---- 본문

암반의 구조적 특성에 대한 확고한 이해는 지반구조물의 효과적인 설계 및 유지관리에 있어서 매우 중요한 요소이다. 이는 암반의 강도, 변형 및 수리지질학적 특성이 주로 암반에 존재하는 불연속면의 연결구조 특성에 좌우되기 때문이다. 그동안 암반의 구조적 특성에 대한 연구에 있어서 상당한 진전이 있었음에도 불구하고 불연속면 분포의 복잡성으로 인하여 암반의 삼차원적 구현 및 가시화에 기반한 지질공학적 해석은 드문 실정이다. 이 연구는 암반의 불연속면 및 불연속면의 연결구조를 삼차원적으로 구현하고 가시화하는 기법을 제시하였다. 이를 위하여 원판형으로 가정한 불연속면의 비선형 방정식을 유도하고 불연속면 교차선과 등가파이프의 위치를 산정할 수 있는 대수학적 알고리즘이 제시되었으며, 또한 연산과정을 수행하는 전산모듈이 작성되었다. 이 연구에서 개발한 불연속면 연결구조의 삼차원적 구현 및 가시화 기법은 불연속체 기반의 암반강도 및 변형성에 관한 연구 또는 수리지질학적 특성에 관한 연구를 수행함에 있어서 활용도가 높을 것으로 판단된다.

--------
---- 제시된 데이터

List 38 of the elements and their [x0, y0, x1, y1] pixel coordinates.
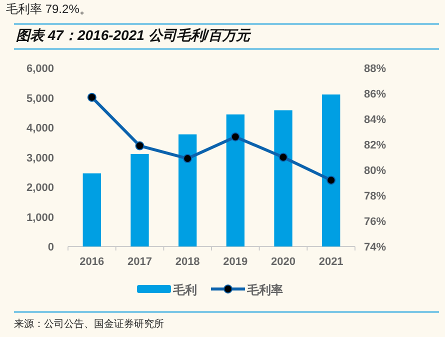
y2-tick-label: 88%	[364, 63, 386, 75]
y-tick-label: 2,000	[26, 182, 54, 194]
y2-tick-label: 78%	[364, 190, 386, 202]
y2-tick-label: 82%	[364, 140, 386, 152]
bar	[178, 134, 197, 246]
y-tick-label: 3,000	[26, 152, 54, 164]
y-tick-label: 4,000	[26, 122, 54, 134]
legend-label: 毛利	[172, 283, 197, 297]
x-tick-label: 2020	[271, 256, 296, 268]
y-tick-label: 0	[48, 242, 54, 254]
point	[230, 132, 240, 142]
bar	[322, 94, 340, 246]
y-tick-label: 5,000	[26, 92, 54, 105]
y2-tick-label: 76%	[364, 216, 386, 228]
point	[278, 152, 288, 162]
y2-tick-label: 86%	[364, 88, 386, 100]
bar	[82, 173, 102, 246]
bar	[274, 110, 292, 246]
bar	[130, 154, 149, 246]
x-tick-label: 2016	[80, 256, 104, 268]
x-tick-label: 2018	[175, 256, 200, 268]
y2-tick-label: 84%	[364, 114, 386, 126]
y-tick-label: 6,000	[26, 63, 54, 75]
legend-label: 毛利率	[246, 283, 283, 297]
point	[183, 154, 192, 164]
y2-tick-label: 74%	[364, 242, 386, 254]
point	[326, 176, 336, 185]
x-tick-label: 2017	[128, 256, 152, 268]
x-tick-label: 2019	[223, 256, 248, 268]
y2-tick-label: 80%	[364, 165, 386, 177]
x-tick-label: 2021	[318, 256, 344, 268]
bar	[226, 114, 245, 246]
chart-title: 图表 47：2016-2021 公司毛利/百万元	[16, 27, 252, 43]
point	[135, 141, 144, 150]
point	[87, 92, 96, 102]
y-tick-label: 1,000	[26, 212, 54, 224]
text: 毛利率 79.2%。	[6, 2, 92, 16]
source-note: 来源：公司公告、国金证券研究所	[14, 318, 164, 330]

--------

본문에 따르면 암반의 강도, 변형 및 수리지질학적 특성은 주로 무엇에 좌우되나요? 본문만 근거로 답하세요.

암반에 존재하는 불연속면의 연결구조 특성에 좌우됩니다.